Rows from a dataset:
======
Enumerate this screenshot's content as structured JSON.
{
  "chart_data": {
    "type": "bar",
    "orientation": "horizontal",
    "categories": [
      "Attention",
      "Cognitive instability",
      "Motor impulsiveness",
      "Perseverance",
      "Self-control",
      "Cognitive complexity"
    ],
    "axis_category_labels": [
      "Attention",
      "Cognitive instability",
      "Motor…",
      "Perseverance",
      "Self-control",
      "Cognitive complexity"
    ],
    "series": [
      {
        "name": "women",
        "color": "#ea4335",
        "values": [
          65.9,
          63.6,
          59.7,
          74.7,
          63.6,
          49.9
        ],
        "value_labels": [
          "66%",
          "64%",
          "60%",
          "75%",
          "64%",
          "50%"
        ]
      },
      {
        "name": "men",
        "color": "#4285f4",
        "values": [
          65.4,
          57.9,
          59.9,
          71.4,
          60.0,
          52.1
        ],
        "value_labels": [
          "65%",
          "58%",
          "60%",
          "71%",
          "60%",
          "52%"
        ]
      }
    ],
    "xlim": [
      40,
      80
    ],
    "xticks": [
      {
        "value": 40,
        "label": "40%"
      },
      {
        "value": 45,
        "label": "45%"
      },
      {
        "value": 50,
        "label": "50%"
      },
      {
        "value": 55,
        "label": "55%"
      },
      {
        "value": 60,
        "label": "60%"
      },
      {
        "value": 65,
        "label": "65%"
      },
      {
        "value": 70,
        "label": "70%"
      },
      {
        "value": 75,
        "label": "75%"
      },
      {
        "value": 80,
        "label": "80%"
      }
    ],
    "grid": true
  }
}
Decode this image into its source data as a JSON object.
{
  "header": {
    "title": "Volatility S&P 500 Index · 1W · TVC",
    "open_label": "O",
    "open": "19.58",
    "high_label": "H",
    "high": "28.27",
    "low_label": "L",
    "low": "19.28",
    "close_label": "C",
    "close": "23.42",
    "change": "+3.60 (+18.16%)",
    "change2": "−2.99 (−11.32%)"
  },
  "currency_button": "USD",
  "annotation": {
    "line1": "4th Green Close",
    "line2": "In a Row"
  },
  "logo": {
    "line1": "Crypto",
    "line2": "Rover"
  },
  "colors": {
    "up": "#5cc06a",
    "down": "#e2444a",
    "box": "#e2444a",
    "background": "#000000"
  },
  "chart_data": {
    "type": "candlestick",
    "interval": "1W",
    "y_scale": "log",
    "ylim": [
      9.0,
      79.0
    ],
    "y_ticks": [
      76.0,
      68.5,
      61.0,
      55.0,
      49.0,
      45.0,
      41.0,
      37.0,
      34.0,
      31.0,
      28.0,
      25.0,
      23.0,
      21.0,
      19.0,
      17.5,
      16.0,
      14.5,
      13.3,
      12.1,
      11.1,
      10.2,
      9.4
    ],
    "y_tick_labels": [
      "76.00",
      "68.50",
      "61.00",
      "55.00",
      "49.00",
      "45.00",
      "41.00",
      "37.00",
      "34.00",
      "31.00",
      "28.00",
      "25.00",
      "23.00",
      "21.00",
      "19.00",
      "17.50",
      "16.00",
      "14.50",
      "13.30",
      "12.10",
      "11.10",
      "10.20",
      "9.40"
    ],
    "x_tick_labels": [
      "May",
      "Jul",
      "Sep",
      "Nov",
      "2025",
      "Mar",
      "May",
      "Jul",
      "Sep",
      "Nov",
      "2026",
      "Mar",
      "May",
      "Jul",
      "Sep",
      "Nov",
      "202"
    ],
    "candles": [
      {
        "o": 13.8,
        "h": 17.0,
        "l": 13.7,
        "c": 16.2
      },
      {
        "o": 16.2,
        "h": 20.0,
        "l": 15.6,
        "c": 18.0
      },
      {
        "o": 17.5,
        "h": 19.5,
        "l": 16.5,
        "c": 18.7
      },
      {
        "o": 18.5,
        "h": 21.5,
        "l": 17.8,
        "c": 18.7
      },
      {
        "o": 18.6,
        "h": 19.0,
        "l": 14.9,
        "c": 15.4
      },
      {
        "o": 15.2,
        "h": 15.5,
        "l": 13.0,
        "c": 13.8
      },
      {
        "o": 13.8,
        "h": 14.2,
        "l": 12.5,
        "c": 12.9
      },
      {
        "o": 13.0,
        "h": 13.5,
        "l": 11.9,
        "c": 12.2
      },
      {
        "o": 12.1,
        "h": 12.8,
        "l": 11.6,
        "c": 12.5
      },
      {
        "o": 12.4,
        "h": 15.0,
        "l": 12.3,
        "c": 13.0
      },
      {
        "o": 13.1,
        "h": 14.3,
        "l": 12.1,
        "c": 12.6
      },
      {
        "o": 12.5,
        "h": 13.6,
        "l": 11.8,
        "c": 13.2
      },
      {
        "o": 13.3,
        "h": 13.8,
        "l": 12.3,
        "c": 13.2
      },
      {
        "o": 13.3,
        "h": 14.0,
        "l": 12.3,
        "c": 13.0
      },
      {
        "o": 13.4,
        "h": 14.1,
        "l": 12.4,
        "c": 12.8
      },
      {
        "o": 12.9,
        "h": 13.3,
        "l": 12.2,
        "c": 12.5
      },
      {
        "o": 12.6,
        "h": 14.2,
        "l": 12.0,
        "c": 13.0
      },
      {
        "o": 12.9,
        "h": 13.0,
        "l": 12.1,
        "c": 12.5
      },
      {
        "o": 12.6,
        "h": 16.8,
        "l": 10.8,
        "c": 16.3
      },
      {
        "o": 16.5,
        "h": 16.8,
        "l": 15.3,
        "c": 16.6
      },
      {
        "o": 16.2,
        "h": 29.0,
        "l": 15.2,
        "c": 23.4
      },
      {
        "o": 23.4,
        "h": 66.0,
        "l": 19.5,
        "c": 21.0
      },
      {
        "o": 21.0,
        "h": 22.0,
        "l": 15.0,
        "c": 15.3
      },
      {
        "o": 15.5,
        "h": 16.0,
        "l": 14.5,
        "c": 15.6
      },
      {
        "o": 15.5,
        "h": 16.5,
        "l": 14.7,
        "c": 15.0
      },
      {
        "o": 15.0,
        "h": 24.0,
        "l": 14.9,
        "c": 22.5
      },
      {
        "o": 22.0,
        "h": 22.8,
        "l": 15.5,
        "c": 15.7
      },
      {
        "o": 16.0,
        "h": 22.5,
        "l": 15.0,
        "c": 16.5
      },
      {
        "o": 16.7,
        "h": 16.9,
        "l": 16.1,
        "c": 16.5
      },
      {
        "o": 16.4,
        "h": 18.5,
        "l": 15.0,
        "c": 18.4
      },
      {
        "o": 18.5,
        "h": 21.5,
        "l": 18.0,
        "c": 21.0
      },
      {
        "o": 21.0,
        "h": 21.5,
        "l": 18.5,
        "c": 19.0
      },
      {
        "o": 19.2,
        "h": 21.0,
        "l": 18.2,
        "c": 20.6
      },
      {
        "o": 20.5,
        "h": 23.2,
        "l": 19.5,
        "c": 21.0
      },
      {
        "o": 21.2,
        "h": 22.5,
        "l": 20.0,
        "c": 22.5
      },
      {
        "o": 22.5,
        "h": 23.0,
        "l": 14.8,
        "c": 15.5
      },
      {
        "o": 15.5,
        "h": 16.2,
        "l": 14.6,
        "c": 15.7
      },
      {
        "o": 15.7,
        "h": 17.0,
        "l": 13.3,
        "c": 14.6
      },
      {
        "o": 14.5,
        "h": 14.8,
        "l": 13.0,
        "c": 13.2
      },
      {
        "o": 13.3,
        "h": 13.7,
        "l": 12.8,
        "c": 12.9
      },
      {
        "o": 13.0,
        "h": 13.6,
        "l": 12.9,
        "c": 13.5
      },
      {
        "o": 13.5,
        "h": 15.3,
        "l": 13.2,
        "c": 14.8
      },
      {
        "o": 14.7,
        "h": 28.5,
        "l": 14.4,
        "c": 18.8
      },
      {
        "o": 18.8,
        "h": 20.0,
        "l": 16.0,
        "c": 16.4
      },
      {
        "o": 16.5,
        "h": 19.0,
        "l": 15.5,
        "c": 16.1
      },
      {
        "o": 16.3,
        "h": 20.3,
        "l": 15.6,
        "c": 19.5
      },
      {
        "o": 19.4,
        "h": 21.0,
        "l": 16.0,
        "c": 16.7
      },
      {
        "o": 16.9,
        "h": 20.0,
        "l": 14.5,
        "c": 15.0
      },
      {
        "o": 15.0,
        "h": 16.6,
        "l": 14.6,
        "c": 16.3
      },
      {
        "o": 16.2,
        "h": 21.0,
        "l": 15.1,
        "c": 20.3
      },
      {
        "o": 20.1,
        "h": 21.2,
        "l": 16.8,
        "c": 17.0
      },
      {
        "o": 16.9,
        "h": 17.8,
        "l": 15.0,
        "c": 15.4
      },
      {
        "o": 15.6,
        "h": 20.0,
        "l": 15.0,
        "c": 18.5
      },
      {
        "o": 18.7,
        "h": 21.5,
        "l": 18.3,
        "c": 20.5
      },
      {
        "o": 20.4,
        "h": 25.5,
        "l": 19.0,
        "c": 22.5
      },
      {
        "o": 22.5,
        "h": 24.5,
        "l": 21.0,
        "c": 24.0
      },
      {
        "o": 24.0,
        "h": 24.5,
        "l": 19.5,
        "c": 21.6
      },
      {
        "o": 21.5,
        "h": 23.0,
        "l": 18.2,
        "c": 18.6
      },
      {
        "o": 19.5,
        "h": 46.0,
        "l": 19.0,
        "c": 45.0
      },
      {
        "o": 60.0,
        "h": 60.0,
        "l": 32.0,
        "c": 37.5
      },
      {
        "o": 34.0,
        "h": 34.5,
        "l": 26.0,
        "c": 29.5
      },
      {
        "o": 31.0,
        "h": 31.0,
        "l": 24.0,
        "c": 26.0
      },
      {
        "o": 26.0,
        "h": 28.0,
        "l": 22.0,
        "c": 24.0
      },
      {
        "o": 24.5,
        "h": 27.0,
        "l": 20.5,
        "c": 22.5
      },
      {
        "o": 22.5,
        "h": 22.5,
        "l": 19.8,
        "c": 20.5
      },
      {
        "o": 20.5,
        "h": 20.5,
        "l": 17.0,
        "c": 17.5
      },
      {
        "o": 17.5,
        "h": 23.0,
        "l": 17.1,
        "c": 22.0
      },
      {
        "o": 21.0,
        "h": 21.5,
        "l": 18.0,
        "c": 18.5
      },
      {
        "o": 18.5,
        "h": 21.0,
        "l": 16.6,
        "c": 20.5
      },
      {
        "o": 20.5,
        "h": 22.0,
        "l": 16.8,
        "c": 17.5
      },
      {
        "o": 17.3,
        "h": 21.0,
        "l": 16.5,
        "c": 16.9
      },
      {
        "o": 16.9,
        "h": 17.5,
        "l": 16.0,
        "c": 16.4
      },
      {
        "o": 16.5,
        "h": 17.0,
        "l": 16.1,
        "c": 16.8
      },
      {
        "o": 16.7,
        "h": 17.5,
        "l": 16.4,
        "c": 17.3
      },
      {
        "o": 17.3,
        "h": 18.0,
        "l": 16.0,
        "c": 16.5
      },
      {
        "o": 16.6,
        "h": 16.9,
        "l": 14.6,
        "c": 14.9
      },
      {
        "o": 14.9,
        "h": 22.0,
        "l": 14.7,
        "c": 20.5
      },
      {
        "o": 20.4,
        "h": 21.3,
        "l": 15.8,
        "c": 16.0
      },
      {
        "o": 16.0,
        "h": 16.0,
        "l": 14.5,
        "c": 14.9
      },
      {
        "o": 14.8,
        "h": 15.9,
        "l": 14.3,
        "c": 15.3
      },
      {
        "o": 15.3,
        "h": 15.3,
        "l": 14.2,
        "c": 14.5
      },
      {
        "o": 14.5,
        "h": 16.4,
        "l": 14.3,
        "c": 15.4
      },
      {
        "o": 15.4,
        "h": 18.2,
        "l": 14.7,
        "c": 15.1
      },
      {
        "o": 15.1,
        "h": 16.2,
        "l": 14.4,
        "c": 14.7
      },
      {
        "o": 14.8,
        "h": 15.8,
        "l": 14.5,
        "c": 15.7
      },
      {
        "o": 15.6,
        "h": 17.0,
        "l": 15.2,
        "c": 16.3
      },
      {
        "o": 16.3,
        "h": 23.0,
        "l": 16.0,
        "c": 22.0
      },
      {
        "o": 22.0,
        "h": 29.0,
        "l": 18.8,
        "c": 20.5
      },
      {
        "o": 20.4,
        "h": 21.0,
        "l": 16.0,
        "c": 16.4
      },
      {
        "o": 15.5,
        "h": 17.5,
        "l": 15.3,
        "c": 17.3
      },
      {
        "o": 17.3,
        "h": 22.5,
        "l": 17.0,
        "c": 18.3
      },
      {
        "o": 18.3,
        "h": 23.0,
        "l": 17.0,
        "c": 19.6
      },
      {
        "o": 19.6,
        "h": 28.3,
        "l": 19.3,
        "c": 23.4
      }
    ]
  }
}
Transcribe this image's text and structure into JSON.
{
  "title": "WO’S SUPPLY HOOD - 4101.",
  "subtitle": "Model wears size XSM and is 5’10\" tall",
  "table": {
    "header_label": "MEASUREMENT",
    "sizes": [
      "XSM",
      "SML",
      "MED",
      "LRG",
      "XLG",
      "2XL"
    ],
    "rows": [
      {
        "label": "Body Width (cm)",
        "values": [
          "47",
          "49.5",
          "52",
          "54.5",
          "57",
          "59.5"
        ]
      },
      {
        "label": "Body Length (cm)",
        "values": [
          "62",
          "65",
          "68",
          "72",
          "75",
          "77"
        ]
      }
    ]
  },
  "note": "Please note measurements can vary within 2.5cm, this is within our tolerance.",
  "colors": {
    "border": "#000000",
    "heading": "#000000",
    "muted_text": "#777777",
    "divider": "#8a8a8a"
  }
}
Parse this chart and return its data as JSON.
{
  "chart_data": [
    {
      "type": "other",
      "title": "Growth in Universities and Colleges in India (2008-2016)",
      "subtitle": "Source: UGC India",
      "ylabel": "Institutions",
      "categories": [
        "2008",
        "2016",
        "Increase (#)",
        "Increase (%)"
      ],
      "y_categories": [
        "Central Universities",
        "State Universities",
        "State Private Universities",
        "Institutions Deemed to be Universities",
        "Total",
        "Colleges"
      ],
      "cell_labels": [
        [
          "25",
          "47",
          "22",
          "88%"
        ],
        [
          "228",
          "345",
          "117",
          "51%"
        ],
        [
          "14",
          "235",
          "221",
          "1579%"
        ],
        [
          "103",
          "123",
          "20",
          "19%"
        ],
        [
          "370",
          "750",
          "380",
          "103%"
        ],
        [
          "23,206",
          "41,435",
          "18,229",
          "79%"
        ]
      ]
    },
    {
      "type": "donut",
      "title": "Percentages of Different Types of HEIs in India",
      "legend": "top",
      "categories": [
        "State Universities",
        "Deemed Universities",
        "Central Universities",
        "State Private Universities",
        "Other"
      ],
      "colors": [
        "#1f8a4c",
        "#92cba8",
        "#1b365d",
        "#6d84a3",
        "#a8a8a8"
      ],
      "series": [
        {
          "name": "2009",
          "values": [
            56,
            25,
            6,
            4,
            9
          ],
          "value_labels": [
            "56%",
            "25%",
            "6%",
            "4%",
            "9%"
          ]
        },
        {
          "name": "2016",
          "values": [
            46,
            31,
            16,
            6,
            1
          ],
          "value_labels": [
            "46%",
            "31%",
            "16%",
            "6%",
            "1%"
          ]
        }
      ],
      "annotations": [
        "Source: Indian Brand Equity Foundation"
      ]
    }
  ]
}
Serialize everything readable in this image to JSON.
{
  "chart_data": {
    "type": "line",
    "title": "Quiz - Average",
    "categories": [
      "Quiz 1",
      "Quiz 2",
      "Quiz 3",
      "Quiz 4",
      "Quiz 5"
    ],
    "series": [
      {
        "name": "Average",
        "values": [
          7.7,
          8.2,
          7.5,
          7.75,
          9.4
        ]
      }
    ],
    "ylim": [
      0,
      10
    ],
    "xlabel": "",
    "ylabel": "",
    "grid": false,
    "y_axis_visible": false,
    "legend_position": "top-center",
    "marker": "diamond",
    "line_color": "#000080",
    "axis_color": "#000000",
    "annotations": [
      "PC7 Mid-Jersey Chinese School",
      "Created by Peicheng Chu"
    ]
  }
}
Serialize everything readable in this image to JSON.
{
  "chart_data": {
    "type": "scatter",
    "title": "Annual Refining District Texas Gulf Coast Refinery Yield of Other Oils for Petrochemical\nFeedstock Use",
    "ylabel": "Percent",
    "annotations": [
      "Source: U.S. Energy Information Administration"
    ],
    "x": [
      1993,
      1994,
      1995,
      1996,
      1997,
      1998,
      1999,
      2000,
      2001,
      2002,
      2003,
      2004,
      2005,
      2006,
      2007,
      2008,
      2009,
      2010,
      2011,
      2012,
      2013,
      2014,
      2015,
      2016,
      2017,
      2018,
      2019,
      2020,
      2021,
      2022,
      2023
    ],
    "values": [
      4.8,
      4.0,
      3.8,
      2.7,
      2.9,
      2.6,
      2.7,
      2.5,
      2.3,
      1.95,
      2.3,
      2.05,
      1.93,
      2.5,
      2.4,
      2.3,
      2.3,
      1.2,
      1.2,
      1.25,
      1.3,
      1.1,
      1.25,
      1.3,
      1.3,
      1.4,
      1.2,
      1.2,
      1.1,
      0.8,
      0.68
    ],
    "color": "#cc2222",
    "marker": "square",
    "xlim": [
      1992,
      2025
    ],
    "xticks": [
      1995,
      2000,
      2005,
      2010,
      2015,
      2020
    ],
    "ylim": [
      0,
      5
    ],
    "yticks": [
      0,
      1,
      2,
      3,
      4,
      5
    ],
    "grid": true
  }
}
======
Extract, from the material above, each line holding the word "Deemed".

        "Institutions Deemed to be Universities",
        "Deemed Universities",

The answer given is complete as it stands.